In the records that follow, show each line where the word "领先企业市场份额" is present.

▸ **Records shown**

------------

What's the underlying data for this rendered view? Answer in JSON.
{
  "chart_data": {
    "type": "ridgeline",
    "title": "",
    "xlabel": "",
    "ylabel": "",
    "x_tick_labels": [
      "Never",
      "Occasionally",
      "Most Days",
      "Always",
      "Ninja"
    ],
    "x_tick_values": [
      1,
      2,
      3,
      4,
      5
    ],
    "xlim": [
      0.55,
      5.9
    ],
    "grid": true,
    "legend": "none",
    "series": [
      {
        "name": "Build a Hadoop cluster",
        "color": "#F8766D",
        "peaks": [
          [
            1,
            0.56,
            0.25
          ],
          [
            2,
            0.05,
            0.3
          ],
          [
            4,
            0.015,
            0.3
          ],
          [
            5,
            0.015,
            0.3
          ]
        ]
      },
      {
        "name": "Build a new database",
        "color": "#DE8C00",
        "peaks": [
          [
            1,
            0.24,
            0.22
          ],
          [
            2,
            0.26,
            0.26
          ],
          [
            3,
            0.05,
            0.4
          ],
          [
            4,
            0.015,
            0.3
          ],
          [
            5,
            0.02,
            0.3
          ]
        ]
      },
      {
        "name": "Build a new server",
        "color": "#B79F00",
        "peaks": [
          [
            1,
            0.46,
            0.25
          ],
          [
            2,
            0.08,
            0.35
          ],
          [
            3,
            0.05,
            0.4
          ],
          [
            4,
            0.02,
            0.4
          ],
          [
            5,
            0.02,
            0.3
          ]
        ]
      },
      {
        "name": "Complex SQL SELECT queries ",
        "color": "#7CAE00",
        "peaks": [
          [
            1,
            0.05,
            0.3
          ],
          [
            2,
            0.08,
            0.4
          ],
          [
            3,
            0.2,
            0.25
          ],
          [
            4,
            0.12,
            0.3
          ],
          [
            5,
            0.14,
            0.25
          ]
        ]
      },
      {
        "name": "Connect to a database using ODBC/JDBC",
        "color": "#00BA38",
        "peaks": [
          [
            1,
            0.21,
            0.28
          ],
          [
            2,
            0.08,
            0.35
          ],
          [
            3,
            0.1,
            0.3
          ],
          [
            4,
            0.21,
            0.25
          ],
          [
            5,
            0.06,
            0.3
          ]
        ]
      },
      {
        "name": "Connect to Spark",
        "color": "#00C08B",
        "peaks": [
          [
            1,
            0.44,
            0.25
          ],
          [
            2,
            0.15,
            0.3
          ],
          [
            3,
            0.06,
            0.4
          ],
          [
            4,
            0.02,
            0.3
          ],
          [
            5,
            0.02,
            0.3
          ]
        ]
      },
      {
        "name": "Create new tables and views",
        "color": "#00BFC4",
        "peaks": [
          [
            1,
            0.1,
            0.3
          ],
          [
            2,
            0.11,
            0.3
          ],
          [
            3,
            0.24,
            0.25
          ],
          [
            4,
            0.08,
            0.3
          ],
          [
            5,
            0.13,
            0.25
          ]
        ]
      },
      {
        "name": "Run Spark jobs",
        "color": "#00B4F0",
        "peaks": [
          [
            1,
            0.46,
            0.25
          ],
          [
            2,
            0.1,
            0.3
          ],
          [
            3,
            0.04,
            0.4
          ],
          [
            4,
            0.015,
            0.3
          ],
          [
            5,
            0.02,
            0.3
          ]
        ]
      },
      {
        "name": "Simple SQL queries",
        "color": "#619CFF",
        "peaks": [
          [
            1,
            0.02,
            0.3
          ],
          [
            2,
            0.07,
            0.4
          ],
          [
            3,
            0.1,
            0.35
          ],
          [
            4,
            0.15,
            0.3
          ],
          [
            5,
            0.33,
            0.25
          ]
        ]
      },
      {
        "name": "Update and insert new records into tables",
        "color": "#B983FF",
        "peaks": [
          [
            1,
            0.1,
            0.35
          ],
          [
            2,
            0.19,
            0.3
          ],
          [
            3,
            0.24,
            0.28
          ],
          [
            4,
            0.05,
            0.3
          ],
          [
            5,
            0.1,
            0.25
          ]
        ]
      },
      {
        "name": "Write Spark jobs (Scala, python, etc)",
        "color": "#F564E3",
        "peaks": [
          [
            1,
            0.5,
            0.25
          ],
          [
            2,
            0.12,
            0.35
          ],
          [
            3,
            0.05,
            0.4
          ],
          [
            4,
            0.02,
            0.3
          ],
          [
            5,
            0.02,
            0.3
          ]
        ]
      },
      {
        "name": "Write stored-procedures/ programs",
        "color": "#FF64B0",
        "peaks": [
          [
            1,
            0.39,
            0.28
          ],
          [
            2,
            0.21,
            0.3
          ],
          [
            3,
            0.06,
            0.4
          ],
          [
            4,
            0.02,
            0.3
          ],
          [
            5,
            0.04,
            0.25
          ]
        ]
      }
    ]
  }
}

------------

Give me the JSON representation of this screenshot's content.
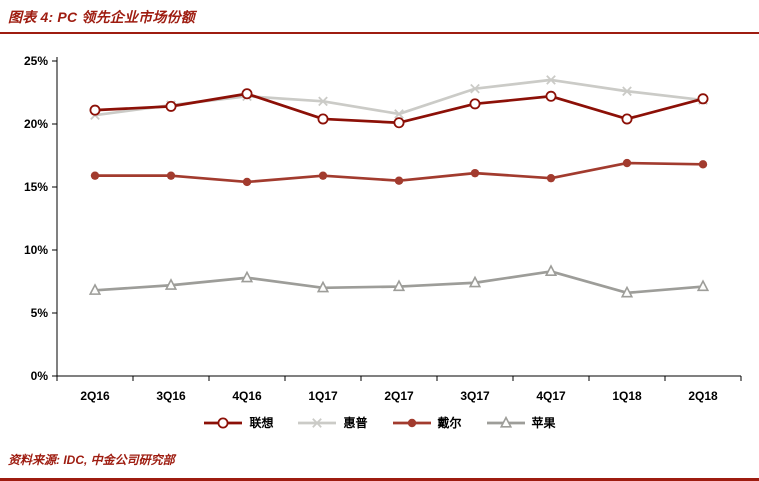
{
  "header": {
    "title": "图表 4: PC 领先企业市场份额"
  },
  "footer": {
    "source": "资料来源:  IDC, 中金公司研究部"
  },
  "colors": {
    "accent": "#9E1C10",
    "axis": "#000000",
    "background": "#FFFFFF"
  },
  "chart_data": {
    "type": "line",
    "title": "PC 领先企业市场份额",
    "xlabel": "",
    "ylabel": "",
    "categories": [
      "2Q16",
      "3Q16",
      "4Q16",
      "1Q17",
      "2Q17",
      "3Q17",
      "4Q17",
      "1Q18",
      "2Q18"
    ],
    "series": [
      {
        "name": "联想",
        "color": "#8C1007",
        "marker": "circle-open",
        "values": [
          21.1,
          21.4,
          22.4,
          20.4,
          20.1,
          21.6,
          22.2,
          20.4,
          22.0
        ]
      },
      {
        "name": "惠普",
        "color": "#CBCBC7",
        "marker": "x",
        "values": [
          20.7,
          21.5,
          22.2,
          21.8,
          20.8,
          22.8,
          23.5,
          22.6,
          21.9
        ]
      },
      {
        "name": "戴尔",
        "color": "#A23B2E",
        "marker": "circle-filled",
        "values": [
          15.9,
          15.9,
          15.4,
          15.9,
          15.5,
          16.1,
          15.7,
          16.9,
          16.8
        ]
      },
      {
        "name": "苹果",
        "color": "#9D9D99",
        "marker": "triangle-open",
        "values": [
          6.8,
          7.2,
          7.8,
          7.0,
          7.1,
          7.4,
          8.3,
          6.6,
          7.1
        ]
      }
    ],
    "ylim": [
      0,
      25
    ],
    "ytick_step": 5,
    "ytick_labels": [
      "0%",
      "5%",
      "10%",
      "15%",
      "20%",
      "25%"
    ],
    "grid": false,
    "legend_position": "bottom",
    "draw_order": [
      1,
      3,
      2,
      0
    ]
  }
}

------------

▸ **Output of the exercise**
    "title": "图表 4: PC 领先企业市场份额"
    "title": "PC 领先企业市场份额",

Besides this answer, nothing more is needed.